* [EXERCISE DETAILS]
List all the lines in these records that hold "Hebers".

* [PROVIDED RECORDS]
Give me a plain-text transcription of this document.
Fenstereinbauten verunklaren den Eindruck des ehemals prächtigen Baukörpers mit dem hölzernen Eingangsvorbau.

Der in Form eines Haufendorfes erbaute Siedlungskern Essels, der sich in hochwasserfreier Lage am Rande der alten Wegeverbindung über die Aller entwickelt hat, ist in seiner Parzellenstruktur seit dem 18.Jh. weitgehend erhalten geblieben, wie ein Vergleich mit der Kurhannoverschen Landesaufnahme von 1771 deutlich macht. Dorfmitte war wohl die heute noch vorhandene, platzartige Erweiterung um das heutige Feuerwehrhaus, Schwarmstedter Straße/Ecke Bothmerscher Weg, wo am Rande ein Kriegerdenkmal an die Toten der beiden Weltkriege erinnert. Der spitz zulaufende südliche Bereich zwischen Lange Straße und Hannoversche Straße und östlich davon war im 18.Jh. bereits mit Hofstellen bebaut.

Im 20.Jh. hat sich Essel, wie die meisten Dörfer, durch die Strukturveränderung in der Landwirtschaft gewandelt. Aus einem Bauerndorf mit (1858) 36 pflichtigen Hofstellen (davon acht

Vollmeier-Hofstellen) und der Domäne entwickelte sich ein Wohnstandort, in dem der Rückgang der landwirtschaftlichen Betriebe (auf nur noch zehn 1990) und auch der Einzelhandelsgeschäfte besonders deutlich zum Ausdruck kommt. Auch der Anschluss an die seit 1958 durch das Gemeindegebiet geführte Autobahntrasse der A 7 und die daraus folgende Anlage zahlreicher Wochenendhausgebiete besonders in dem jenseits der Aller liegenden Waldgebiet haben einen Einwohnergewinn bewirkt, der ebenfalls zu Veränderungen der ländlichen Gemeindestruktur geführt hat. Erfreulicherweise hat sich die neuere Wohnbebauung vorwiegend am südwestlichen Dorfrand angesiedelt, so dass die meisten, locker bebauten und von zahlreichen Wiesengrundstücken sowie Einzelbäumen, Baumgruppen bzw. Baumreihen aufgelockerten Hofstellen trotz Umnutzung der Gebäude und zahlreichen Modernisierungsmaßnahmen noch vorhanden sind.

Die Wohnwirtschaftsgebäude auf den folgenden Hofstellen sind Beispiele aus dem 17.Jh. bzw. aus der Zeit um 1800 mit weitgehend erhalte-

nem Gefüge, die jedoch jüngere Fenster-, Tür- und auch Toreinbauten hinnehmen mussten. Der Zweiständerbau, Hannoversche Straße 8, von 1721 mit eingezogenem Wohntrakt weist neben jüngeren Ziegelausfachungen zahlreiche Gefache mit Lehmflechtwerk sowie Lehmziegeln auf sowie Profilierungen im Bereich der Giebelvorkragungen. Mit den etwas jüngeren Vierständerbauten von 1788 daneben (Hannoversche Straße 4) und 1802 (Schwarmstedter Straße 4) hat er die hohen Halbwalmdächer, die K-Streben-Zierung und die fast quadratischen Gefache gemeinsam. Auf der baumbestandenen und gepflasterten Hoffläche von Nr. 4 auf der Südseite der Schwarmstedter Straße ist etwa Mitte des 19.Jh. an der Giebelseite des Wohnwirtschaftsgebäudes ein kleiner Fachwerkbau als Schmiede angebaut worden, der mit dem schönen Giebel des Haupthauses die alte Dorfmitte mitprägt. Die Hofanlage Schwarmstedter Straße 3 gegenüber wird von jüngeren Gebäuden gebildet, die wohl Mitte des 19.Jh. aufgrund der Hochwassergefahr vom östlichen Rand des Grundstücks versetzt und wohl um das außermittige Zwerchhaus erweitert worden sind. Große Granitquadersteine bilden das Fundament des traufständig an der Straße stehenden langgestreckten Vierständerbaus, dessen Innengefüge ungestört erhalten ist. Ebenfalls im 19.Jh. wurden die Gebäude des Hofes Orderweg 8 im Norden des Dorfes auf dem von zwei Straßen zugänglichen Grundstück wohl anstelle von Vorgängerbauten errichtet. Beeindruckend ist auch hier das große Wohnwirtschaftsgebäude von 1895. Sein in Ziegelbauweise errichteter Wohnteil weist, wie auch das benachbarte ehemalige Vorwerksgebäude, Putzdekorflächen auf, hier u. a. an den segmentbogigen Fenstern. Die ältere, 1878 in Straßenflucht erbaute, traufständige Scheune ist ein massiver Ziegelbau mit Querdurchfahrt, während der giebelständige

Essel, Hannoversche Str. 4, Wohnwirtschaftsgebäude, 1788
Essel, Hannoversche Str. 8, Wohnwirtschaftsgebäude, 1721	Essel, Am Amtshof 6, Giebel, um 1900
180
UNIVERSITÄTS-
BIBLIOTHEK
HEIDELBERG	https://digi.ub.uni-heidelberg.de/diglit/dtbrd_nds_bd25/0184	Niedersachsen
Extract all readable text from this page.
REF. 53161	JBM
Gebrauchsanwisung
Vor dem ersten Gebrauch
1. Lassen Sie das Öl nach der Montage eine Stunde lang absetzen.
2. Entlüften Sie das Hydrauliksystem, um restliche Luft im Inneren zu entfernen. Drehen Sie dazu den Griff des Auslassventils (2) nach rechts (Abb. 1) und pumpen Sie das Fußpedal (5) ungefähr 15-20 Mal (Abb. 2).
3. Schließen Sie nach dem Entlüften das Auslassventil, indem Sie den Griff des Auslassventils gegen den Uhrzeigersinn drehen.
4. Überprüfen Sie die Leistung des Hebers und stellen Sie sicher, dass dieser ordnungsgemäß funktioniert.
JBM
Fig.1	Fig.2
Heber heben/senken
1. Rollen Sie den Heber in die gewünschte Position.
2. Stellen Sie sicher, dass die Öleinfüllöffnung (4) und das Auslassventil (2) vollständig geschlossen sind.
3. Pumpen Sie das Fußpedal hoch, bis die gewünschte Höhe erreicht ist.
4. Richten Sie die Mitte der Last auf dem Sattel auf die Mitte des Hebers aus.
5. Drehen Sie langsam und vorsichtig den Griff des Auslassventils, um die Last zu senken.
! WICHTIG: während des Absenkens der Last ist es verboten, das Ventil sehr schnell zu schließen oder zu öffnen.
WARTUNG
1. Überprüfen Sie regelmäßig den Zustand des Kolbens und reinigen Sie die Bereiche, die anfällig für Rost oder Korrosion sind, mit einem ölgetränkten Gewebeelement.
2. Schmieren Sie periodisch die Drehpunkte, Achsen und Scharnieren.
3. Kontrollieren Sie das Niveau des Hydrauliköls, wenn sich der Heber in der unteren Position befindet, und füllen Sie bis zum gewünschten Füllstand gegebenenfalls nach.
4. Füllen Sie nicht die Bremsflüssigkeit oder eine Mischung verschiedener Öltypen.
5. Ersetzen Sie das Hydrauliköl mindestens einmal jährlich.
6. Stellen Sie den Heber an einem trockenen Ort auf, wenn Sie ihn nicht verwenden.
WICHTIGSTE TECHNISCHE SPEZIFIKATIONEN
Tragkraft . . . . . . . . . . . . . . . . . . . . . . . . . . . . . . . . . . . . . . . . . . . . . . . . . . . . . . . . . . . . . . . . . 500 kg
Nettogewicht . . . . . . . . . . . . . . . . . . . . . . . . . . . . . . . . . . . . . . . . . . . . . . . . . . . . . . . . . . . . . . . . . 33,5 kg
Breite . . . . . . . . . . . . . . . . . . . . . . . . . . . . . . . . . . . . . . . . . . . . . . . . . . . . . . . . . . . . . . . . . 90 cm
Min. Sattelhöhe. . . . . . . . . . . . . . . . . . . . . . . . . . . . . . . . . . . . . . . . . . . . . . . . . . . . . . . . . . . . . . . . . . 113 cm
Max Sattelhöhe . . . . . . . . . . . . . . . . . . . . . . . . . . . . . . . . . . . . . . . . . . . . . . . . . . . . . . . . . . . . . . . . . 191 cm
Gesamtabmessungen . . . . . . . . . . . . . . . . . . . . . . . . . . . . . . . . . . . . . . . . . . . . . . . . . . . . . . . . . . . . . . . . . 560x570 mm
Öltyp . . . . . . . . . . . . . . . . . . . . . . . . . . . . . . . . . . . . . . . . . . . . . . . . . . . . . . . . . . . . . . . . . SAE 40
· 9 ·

* [RESPONSE]
4. Überprüfen Sie die Leistung des Hebers und stellen Sie sicher, dass dieser ordnungsgemäß funktioniert.
4. Richten Sie die Mitte der Last auf dem Sattel auf die Mitte des Hebers aus.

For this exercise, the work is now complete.